Dataset extract>

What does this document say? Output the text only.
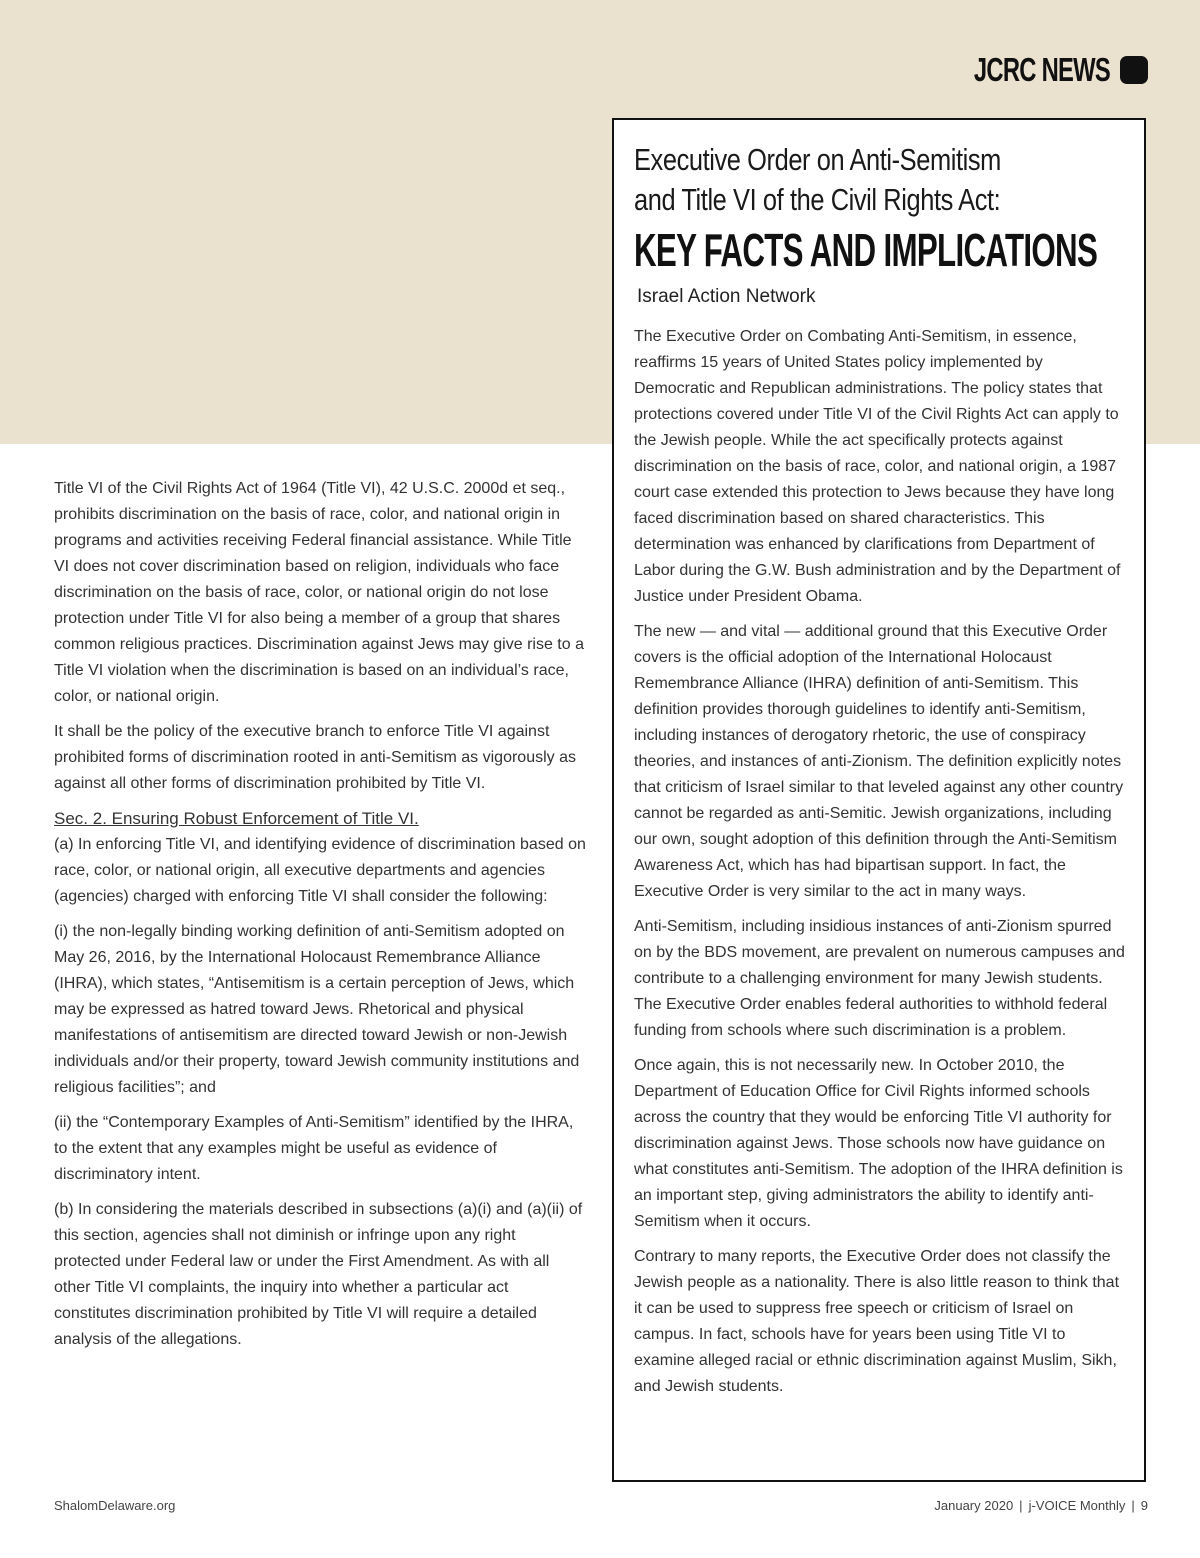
JCRC NEWS

Title VI of the Civil Rights Act of 1964 (Title VI), 42 U.S.C. 2000d et seq., prohibits discrimination on the basis of race, color, and national origin in programs and activities receiving Federal financial assistance. While Title VI does not cover discrimination based on religion, individuals who face discrimination on the basis of race, color, or national origin do not lose protection under Title VI for also being a member of a group that shares common religious practices. Discrimination against Jews may give rise to a Title VI violation when the discrimination is based on an individual’s race, color, or national origin.

It shall be the policy of the executive branch to enforce Title VI against prohibited forms of discrimination rooted in anti-Semitism as vigorously as against all other forms of discrimination prohibited by Title VI.

Sec. 2. Ensuring Robust Enforcement of Title VI.

(a) In enforcing Title VI, and identifying evidence of discrimination based on race, color, or national origin, all executive departments and agencies (agencies) charged with enforcing Title VI shall consider the following:

(i) the non-legally binding working definition of anti-Semitism adopted on May 26, 2016, by the International Holocaust Remembrance Alliance (IHRA), which states, “Antisemitism is a certain perception of Jews, which may be expressed as hatred toward Jews. Rhetorical and physical manifestations of antisemitism are directed toward Jewish or non-Jewish individuals and/or their property, toward Jewish community institutions and religious facilities”; and

(ii) the “Contemporary Examples of Anti-Semitism” identified by the IHRA, to the extent that any examples might be useful as evidence of discriminatory intent.

(b) In considering the materials described in subsections (a)(i) and (a)(ii) of this section, agencies shall not diminish or infringe upon any right protected under Federal law or under the First Amendment. As with all other Title VI complaints, the inquiry into whether a particular act constitutes discrimination prohibited by Title VI will require a detailed analysis of the allegations.

Executive Order on Anti-Semitism
and Title VI of the Civil Rights Act:
KEY FACTS AND IMPLICATIONS
Israel Action Network

The Executive Order on Combating Anti-Semitism, in essence, reaffirms 15 years of United States policy implemented by Democratic and Republican administrations. The policy states that protections covered under Title VI of the Civil Rights Act can apply to the Jewish people. While the act specifically protects against discrimination on the basis of race, color, and national origin, a 1987 court case extended this protection to Jews because they have long faced discrimination based on shared characteristics. This determination was enhanced by clarifications from Department of Labor during the G.W. Bush administration and by the Department of Justice under President Obama.

The new — and vital — additional ground that this Executive Order covers is the official adoption of the International Holocaust Remembrance Alliance (IHRA) definition of anti-Semitism. This definition provides thorough guidelines to identify anti-Semitism, including instances of derogatory rhetoric, the use of conspiracy theories, and instances of anti-Zionism. The definition explicitly notes that criticism of Israel similar to that leveled against any other country cannot be regarded as anti-Semitic. Jewish organizations, including our own, sought adoption of this definition through the Anti-Semitism Awareness Act, which has had bipartisan support. In fact, the Executive Order is very similar to the act in many ways.

Anti-Semitism, including insidious instances of anti-Zionism spurred on by the BDS movement, are prevalent on numerous campuses and contribute to a challenging environment for many Jewish students. The Executive Order enables federal authorities to withhold federal funding from schools where such discrimination is a problem.

Once again, this is not necessarily new. In October 2010, the Department of Education Office for Civil Rights informed schools across the country that they would be enforcing Title VI authority for discrimination against Jews. Those schools now have guidance on what constitutes anti-Semitism. The adoption of the IHRA definition is an important step, giving administrators the ability to identify anti-Semitism when it occurs.

Contrary to many reports, the Executive Order does not classify the Jewish people as a nationality. There is also little reason to think that it can be used to suppress free speech or criticism of Israel on campus. In fact, schools have for years been using Title VI to examine alleged racial or ethnic discrimination against Muslim, Sikh, and Jewish students.

ShalomDelaware.org	January 2020 | j-VOICE Monthly | 9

Task details>
Filter the entries above down to the lines containing the word "enforcing".

Response>
(a) In enforcing Title VI, and identifying evidence of discrimination based on race, color, or national origin, all executive departments and agencies (agencies) charged with enforcing Title VI shall consider the following:
Once again, this is not necessarily new. In October 2010, the Department of Education Office for Civil Rights informed schools across the country that they would be enforcing Title VI authority for discrimination against Jews. Those schools now have guidance on what constitutes anti-Semitism. The adoption of the IHRA definition is an important step, giving administrators the ability to identify anti-Semitism when it occurs.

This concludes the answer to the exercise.